* _GIVEN INSTRUCTION_: Reproduce every line of the records below without changing anything.

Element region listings
--- START ---
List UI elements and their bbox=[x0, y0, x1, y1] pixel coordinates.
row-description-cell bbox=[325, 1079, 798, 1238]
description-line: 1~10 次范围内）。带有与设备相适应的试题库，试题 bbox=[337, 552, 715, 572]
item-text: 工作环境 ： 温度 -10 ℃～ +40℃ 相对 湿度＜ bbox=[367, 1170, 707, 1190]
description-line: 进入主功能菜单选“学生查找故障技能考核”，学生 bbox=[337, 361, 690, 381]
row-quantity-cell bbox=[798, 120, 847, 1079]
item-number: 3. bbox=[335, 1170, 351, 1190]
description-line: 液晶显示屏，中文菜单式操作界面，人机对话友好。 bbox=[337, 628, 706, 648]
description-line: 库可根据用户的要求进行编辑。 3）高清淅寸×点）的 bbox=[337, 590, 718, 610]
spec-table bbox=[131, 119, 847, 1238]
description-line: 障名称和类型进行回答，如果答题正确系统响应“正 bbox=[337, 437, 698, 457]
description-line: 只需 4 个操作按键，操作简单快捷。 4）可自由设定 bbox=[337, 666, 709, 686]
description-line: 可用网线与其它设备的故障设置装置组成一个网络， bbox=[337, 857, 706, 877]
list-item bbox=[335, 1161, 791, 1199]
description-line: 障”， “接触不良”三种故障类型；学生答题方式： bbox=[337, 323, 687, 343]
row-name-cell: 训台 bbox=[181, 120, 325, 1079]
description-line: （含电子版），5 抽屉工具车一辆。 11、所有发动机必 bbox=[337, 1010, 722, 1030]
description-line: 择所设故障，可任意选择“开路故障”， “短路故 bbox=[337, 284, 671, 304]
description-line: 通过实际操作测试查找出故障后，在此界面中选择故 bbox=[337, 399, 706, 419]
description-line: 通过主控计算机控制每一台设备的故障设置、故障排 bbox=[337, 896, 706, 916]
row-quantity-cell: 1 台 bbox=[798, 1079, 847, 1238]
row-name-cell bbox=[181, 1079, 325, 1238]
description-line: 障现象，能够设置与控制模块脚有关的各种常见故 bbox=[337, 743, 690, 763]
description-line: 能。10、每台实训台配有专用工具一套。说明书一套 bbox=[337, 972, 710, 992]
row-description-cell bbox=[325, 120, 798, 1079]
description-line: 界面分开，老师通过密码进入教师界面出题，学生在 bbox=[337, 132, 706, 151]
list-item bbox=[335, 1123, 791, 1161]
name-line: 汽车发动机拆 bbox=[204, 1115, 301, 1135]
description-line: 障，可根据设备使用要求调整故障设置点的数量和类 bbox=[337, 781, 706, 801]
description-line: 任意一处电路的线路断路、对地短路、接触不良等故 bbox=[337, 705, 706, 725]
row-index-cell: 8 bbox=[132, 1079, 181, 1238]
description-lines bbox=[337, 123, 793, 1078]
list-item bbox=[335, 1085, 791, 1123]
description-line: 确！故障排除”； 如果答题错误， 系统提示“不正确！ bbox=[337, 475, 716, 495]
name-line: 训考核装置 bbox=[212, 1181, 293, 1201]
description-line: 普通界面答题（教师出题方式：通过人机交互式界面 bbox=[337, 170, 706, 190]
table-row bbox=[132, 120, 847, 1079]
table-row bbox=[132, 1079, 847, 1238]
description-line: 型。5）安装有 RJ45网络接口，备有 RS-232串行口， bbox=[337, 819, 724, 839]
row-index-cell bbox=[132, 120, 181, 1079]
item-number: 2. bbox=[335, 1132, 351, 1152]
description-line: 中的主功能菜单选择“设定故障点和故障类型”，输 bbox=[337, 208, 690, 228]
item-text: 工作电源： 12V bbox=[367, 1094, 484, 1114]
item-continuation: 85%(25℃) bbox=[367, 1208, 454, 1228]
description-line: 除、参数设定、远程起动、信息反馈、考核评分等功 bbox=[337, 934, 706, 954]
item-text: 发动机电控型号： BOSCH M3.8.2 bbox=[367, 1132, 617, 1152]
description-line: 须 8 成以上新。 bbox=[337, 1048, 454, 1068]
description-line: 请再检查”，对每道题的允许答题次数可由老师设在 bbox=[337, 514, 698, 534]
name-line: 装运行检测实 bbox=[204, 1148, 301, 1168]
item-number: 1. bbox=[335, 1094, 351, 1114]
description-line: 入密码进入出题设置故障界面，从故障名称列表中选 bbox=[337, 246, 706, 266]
--- END ---
* _EXERCISE RESPONSE_:
List UI elements and their bbox=[x0, y0, x1, y1] pixel coordinates.
row-description-cell bbox=[325, 1079, 798, 1238]
description-line: 1~10 次范围内）。带有与设备相适应的试题库，试题 bbox=[337, 552, 715, 572]
item-text: 工作环境 ： 温度 -10 ℃～ +40℃ 相对 湿度＜ bbox=[367, 1170, 707, 1190]
description-line: 进入主功能菜单选“学生查找故障技能考核”，学生 bbox=[337, 361, 690, 381]
row-quantity-cell bbox=[798, 120, 847, 1079]
item-number: 3. bbox=[335, 1170, 351, 1190]
description-line: 液晶显示屏，中文菜单式操作界面，人机对话友好。 bbox=[337, 628, 706, 648]
description-line: 库可根据用户的要求进行编辑。 3）高清淅寸×点）的 bbox=[337, 590, 718, 610]
spec-table bbox=[131, 119, 847, 1238]
description-line: 障名称和类型进行回答，如果答题正确系统响应“正 bbox=[337, 437, 698, 457]
description-line: 只需 4 个操作按键，操作简单快捷。 4）可自由设定 bbox=[337, 666, 709, 686]
description-line: 可用网线与其它设备的故障设置装置组成一个网络， bbox=[337, 857, 706, 877]
list-item bbox=[335, 1161, 791, 1199]
description-line: 障”， “接触不良”三种故障类型；学生答题方式： bbox=[337, 323, 687, 343]
row-name-cell: 训台 bbox=[181, 120, 325, 1079]
description-line: （含电子版），5 抽屉工具车一辆。 11、所有发动机必 bbox=[337, 1010, 722, 1030]
description-line: 择所设故障，可任意选择“开路故障”， “短路故 bbox=[337, 284, 671, 304]
description-line: 通过实际操作测试查找出故障后，在此界面中选择故 bbox=[337, 399, 706, 419]
description-line: 通过主控计算机控制每一台设备的故障设置、故障排 bbox=[337, 896, 706, 916]
row-quantity-cell: 1 台 bbox=[798, 1079, 847, 1238]
row-name-cell bbox=[181, 1079, 325, 1238]
description-line: 障现象，能够设置与控制模块脚有关的各种常见故 bbox=[337, 743, 690, 763]
description-line: 能。10、每台实训台配有专用工具一套。说明书一套 bbox=[337, 972, 710, 992]
row-description-cell bbox=[325, 120, 798, 1079]
description-line: 界面分开，老师通过密码进入教师界面出题，学生在 bbox=[337, 132, 706, 151]
list-item bbox=[335, 1123, 791, 1161]
name-line: 汽车发动机拆 bbox=[204, 1115, 301, 1135]
description-line: 障，可根据设备使用要求调整故障设置点的数量和类 bbox=[337, 781, 706, 801]
description-line: 任意一处电路的线路断路、对地短路、接触不良等故 bbox=[337, 705, 706, 725]
row-index-cell: 8 bbox=[132, 1079, 181, 1238]
description-lines bbox=[337, 123, 793, 1078]
list-item bbox=[335, 1085, 791, 1123]
description-line: 确！故障排除”； 如果答题错误， 系统提示“不正确！ bbox=[337, 475, 716, 495]
name-line: 训考核装置 bbox=[212, 1181, 293, 1201]
description-line: 普通界面答题（教师出题方式：通过人机交互式界面 bbox=[337, 170, 706, 190]
table-row bbox=[132, 120, 847, 1079]
table-row bbox=[132, 1079, 847, 1238]
description-line: 型。5）安装有 RJ45网络接口，备有 RS-232串行口， bbox=[337, 819, 724, 839]
row-index-cell bbox=[132, 120, 181, 1079]
item-number: 2. bbox=[335, 1132, 351, 1152]
description-line: 中的主功能菜单选择“设定故障点和故障类型”，输 bbox=[337, 208, 690, 228]
item-text: 工作电源： 12V bbox=[367, 1094, 484, 1114]
item-continuation: 85%(25℃) bbox=[367, 1208, 454, 1228]
description-line: 除、参数设定、远程起动、信息反馈、考核评分等功 bbox=[337, 934, 706, 954]
item-text: 发动机电控型号： BOSCH M3.8.2 bbox=[367, 1132, 617, 1152]
description-line: 须 8 成以上新。 bbox=[337, 1048, 454, 1068]
description-line: 请再检查”，对每道题的允许答题次数可由老师设在 bbox=[337, 514, 698, 534]
name-line: 装运行检测实 bbox=[204, 1148, 301, 1168]
item-number: 1. bbox=[335, 1094, 351, 1114]
description-line: 入密码进入出题设置故障界面，从故障名称列表中选 bbox=[337, 246, 706, 266]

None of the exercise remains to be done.